* _Instructions for the task_: Output a single figure: the number of lines in which the word "some" appears.

* _Excerpted records_:
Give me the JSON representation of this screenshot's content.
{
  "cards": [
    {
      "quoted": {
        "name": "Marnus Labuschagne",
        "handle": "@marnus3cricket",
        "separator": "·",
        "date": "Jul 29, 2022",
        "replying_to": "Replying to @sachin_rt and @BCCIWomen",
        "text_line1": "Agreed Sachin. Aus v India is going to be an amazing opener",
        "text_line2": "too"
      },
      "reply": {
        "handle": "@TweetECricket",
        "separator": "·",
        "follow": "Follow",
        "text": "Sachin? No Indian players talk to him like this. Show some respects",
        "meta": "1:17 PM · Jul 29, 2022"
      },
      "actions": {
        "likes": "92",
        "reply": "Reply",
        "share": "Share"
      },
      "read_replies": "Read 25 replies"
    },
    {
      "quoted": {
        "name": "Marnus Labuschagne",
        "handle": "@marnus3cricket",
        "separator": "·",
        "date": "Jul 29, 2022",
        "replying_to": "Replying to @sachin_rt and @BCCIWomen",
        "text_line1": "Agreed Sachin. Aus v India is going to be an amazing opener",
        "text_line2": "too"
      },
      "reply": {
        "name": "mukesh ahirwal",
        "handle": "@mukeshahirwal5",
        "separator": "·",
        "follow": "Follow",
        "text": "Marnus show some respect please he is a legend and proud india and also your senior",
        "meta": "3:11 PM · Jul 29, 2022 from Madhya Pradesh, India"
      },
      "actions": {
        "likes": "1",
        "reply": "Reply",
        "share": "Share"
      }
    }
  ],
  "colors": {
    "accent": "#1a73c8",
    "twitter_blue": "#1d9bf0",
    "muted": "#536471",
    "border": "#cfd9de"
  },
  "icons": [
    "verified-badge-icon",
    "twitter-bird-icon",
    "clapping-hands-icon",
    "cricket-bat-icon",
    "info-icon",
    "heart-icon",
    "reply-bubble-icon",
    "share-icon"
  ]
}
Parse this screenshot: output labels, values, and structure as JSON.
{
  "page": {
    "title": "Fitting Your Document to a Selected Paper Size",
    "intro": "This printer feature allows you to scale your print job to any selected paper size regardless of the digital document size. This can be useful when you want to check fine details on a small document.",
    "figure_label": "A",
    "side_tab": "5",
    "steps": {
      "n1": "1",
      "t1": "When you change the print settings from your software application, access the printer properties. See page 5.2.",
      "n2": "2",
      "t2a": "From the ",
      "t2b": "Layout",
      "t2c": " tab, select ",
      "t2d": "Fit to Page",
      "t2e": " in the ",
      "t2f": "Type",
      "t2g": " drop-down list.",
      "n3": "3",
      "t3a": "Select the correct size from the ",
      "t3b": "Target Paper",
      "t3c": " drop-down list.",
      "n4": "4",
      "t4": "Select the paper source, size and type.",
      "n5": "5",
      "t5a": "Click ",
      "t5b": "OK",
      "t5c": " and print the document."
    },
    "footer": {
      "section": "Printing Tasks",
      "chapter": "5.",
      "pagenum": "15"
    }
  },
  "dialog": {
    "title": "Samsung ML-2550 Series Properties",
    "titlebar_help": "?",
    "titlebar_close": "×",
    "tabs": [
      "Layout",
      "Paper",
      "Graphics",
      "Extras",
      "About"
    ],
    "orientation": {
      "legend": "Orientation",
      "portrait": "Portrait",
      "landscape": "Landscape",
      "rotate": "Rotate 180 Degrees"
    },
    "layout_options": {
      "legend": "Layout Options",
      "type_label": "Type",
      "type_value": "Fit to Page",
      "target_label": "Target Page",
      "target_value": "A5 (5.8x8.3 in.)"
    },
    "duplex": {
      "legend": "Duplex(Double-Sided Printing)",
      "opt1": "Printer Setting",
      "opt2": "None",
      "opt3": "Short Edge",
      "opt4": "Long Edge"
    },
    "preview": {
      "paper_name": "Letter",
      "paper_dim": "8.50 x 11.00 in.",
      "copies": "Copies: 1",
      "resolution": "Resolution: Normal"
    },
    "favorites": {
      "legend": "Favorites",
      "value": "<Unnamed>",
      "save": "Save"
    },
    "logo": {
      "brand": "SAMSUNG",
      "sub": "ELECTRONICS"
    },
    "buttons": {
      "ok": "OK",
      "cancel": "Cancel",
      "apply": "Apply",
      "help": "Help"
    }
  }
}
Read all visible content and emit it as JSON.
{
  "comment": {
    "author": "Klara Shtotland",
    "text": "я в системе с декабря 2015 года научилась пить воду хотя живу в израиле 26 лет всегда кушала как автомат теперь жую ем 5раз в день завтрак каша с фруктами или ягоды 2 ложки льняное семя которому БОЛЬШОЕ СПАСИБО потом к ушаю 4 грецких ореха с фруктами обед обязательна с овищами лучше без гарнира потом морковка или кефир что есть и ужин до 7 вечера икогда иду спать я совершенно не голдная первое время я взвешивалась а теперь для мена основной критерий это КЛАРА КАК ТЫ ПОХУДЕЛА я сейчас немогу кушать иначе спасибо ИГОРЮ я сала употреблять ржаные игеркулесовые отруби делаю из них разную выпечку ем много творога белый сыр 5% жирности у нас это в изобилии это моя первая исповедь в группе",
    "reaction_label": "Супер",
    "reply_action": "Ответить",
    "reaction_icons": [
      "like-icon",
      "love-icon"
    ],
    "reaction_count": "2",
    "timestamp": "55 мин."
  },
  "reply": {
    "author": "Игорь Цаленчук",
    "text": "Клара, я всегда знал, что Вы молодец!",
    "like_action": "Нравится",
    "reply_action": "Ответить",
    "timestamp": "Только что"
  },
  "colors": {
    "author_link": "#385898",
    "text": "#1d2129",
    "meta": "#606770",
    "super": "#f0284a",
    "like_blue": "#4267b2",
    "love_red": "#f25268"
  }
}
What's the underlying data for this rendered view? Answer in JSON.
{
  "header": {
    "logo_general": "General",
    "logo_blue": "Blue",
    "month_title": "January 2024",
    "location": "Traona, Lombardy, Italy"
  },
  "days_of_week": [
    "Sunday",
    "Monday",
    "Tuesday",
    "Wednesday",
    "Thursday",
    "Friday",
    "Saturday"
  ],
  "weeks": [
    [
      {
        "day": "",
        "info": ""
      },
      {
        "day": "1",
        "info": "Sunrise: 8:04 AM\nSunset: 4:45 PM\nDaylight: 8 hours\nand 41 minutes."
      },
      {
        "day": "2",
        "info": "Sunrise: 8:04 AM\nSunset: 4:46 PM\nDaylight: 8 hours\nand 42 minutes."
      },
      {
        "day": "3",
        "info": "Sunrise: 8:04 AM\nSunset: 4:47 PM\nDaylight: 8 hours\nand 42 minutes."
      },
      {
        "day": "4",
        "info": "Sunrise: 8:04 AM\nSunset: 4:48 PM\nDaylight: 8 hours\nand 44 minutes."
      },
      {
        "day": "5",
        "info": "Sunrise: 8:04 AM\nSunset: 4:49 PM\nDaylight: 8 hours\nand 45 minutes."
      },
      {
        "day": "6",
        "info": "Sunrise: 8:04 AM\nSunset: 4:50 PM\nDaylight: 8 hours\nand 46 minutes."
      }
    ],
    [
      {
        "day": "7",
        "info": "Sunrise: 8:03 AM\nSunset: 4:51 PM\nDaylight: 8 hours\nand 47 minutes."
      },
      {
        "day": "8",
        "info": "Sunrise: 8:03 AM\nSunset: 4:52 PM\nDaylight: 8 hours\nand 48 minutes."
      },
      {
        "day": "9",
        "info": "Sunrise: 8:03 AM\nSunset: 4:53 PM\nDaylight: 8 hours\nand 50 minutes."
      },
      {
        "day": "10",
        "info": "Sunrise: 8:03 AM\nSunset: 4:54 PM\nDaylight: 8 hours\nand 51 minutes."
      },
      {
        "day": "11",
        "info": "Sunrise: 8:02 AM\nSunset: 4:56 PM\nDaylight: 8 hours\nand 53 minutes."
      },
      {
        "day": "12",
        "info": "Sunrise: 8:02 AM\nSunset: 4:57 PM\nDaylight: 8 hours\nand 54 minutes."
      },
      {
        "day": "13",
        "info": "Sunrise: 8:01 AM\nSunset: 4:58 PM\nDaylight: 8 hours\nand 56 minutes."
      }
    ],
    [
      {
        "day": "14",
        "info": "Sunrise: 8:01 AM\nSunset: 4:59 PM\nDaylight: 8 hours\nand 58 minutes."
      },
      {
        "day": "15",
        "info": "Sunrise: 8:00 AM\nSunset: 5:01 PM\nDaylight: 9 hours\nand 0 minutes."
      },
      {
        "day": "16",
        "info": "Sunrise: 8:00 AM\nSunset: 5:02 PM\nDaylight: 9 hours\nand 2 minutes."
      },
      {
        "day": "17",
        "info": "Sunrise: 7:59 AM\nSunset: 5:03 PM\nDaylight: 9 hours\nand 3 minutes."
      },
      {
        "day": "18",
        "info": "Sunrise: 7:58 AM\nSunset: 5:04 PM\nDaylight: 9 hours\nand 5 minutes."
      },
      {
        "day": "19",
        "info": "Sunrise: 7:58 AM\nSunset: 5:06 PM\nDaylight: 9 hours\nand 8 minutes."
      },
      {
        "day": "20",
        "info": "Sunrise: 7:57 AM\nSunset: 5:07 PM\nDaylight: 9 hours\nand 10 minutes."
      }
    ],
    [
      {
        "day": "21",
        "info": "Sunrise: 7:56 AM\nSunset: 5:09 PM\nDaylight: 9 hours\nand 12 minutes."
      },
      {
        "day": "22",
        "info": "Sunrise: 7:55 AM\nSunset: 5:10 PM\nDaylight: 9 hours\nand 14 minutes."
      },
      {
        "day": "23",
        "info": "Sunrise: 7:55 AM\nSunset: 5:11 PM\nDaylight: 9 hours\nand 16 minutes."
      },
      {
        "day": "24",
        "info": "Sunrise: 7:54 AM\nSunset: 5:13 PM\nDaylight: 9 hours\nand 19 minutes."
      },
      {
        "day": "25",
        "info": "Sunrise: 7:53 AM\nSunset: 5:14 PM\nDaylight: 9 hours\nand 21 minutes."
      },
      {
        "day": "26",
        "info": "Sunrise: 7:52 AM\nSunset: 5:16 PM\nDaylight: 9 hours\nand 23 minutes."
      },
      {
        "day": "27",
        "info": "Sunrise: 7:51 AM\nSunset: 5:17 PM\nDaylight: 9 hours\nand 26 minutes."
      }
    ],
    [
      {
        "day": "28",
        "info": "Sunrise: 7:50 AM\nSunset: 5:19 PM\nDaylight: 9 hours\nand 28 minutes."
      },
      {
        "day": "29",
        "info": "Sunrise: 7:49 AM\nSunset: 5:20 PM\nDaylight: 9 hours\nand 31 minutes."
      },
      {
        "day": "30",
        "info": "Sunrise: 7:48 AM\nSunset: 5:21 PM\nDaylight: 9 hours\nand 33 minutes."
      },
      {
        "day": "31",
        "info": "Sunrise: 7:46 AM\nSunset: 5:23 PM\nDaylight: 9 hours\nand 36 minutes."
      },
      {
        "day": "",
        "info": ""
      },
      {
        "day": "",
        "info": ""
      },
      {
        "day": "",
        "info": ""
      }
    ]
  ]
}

* _The response_: 2